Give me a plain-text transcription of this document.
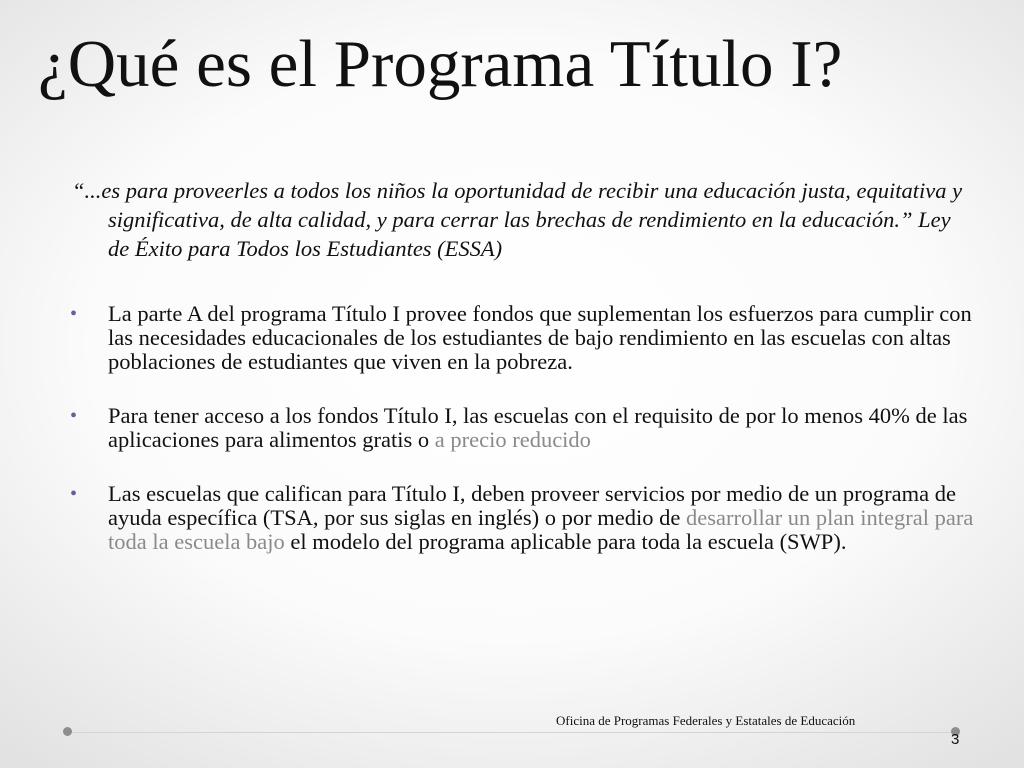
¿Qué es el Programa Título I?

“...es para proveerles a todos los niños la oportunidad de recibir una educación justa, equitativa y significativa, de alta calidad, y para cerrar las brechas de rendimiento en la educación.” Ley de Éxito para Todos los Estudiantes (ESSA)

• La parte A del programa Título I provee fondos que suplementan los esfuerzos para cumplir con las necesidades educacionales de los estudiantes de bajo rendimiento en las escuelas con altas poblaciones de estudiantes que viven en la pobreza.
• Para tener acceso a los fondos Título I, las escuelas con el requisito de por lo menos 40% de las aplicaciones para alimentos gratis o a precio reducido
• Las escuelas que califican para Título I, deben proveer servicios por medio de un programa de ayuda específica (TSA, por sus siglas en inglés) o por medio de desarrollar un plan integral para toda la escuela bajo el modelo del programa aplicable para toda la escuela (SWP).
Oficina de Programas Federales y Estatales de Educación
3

--------

- Exercise brief -
Pick out and copy the lines of the material that include the word "bajo".

- Right answer -
• La parte A del programa Título I provee fondos que suplementan los esfuerzos para cumplir con las necesidades educacionales de los estudiantes de bajo rendimiento en las escuelas con altas poblaciones de estudiantes que viven en la pobreza.
• Las escuelas que califican para Título I, deben proveer servicios por medio de un programa de ayuda específica (TSA, por sus siglas en inglés) o por medio de desarrollar un plan integral para toda la escuela bajo el modelo del programa aplicable para toda la escuela (SWP).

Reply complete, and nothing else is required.